- [Source material]
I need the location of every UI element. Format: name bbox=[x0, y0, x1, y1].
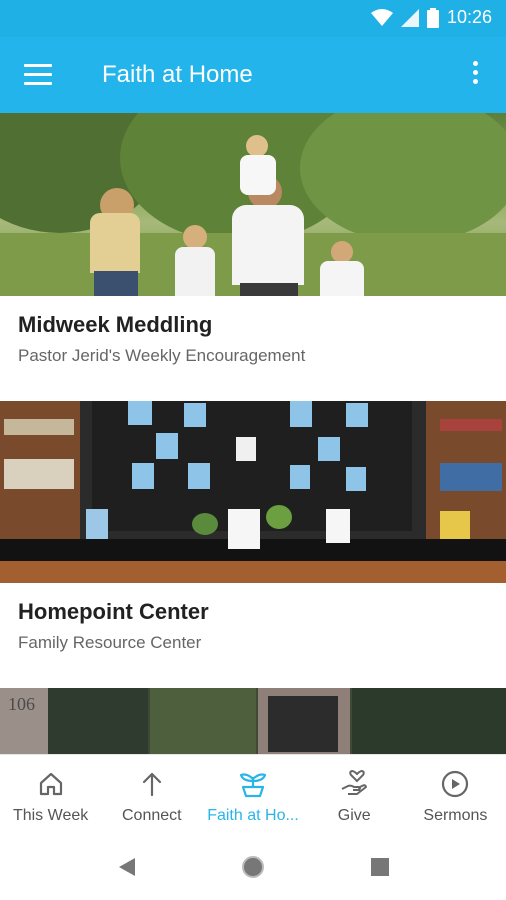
family-photo bbox=[0, 113, 506, 296]
tab-label: Sermons bbox=[423, 807, 488, 824]
heart-hand-icon bbox=[341, 769, 368, 795]
status-icons: 10:26 bbox=[370, 7, 492, 28]
system-navigation bbox=[0, 834, 506, 900]
tab-label: Faith at Ho... bbox=[207, 807, 299, 824]
home-button-icon[interactable] bbox=[240, 854, 266, 880]
building-number: 106 bbox=[8, 694, 35, 714]
wifi-icon bbox=[370, 8, 393, 26]
card-midweek-meddling[interactable]: Midweek Meddling Pastor Jerid's Weekly E… bbox=[0, 113, 506, 401]
feed-list[interactable]: Midweek Meddling Pastor Jerid's Weekly E… bbox=[0, 113, 506, 754]
more-options-icon[interactable] bbox=[472, 61, 480, 89]
app-bar: Faith at Home bbox=[0, 37, 506, 113]
resource-center-photo bbox=[0, 401, 506, 583]
tab-label: Connect bbox=[122, 807, 182, 824]
arrow-up-icon bbox=[142, 772, 161, 797]
tab-this-week[interactable]: This Week bbox=[0, 755, 101, 835]
card-homepoint-center[interactable]: Homepoint Center Family Resource Center bbox=[0, 401, 506, 688]
plant-icon bbox=[239, 773, 267, 798]
tab-sermons[interactable]: Sermons bbox=[405, 755, 506, 835]
card-subtitle: Pastor Jerid's Weekly Encouragement bbox=[18, 346, 306, 365]
bottom-nav: This Week Connect Faith at Ho... Give Se… bbox=[0, 754, 506, 835]
battery-icon bbox=[426, 7, 439, 28]
tab-label: Give bbox=[337, 807, 371, 824]
building-photo: 106 bbox=[0, 688, 506, 754]
tab-label: This Week bbox=[12, 807, 89, 824]
page-title: Faith at Home bbox=[102, 61, 253, 88]
status-time: 10:26 bbox=[446, 7, 492, 27]
card-title: Homepoint Center bbox=[18, 599, 209, 624]
menu-icon[interactable] bbox=[24, 64, 52, 86]
card-partial[interactable]: 106 bbox=[0, 688, 506, 754]
tab-connect[interactable]: Connect bbox=[101, 755, 202, 835]
card-text: Midweek Meddling Pastor Jerid's Weekly E… bbox=[0, 296, 506, 401]
tab-give[interactable]: Give bbox=[304, 755, 405, 835]
card-text: Homepoint Center Family Resource Center bbox=[0, 583, 506, 688]
card-subtitle: Family Resource Center bbox=[18, 633, 202, 652]
back-icon[interactable] bbox=[117, 856, 137, 878]
card-title: Midweek Meddling bbox=[18, 312, 213, 337]
status-bar: 10:26 bbox=[0, 0, 506, 37]
recents-icon[interactable] bbox=[371, 858, 389, 876]
home-icon bbox=[39, 772, 62, 796]
cell-signal-icon bbox=[400, 8, 419, 27]
play-circle-icon bbox=[442, 770, 469, 798]
tab-faith-at-home[interactable]: Faith at Ho... bbox=[202, 755, 303, 835]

- [Given request] Rewrite the entries above, substituting "Community Hub" for every occurrence of "Homepoint Center" and leaving all else unchanged. Omit the pictures.

- [Worked solution]
I need the location of every UI element. Format: name bbox=[x0, y0, x1, y1].
family-photo bbox=[0, 113, 506, 296]
tab-label: Sermons bbox=[423, 807, 488, 824]
heart-hand-icon bbox=[341, 769, 368, 795]
status-icons: 10:26 bbox=[370, 7, 492, 28]
system-navigation bbox=[0, 834, 506, 900]
tab-label: Faith at Ho... bbox=[207, 807, 299, 824]
home-button-icon[interactable] bbox=[240, 854, 266, 880]
building-number: 106 bbox=[8, 694, 35, 714]
wifi-icon bbox=[370, 8, 393, 26]
card-midweek-meddling[interactable]: Midweek Meddling Pastor Jerid's Weekly E… bbox=[0, 113, 506, 401]
feed-list[interactable]: Midweek Meddling Pastor Jerid's Weekly E… bbox=[0, 113, 506, 754]
more-options-icon[interactable] bbox=[472, 61, 480, 89]
app-bar: Faith at Home bbox=[0, 37, 506, 113]
resource-center-photo bbox=[0, 401, 506, 583]
tab-label: Connect bbox=[122, 807, 182, 824]
arrow-up-icon bbox=[142, 772, 161, 797]
tab-this-week[interactable]: This Week bbox=[0, 755, 101, 835]
card-homepoint-center[interactable]: Community Hub Family Resource Center bbox=[0, 401, 506, 688]
plant-icon bbox=[239, 773, 267, 798]
tab-sermons[interactable]: Sermons bbox=[405, 755, 506, 835]
card-subtitle: Pastor Jerid's Weekly Encouragement bbox=[18, 346, 306, 365]
bottom-nav: This Week Connect Faith at Ho... Give Se… bbox=[0, 754, 506, 835]
battery-icon bbox=[426, 7, 439, 28]
tab-label: Give bbox=[337, 807, 371, 824]
building-photo: 106 bbox=[0, 688, 506, 754]
tab-label: This Week bbox=[12, 807, 89, 824]
page-title: Faith at Home bbox=[102, 61, 253, 88]
status-time: 10:26 bbox=[446, 7, 492, 27]
card-title: Community Hub bbox=[18, 599, 209, 624]
menu-icon[interactable] bbox=[24, 64, 52, 86]
card-partial[interactable]: 106 bbox=[0, 688, 506, 754]
tab-connect[interactable]: Connect bbox=[101, 755, 202, 835]
card-text: Midweek Meddling Pastor Jerid's Weekly E… bbox=[0, 296, 506, 401]
tab-give[interactable]: Give bbox=[304, 755, 405, 835]
card-text: Community Hub Family Resource Center bbox=[0, 583, 506, 688]
card-subtitle: Family Resource Center bbox=[18, 633, 202, 652]
back-icon[interactable] bbox=[117, 856, 137, 878]
card-title: Midweek Meddling bbox=[18, 312, 213, 337]
status-bar: 10:26 bbox=[0, 0, 506, 37]
recents-icon[interactable] bbox=[371, 858, 389, 876]
home-icon bbox=[39, 772, 62, 796]
cell-signal-icon bbox=[400, 8, 419, 27]
play-circle-icon bbox=[442, 770, 469, 798]
tab-faith-at-home[interactable]: Faith at Ho... bbox=[202, 755, 303, 835]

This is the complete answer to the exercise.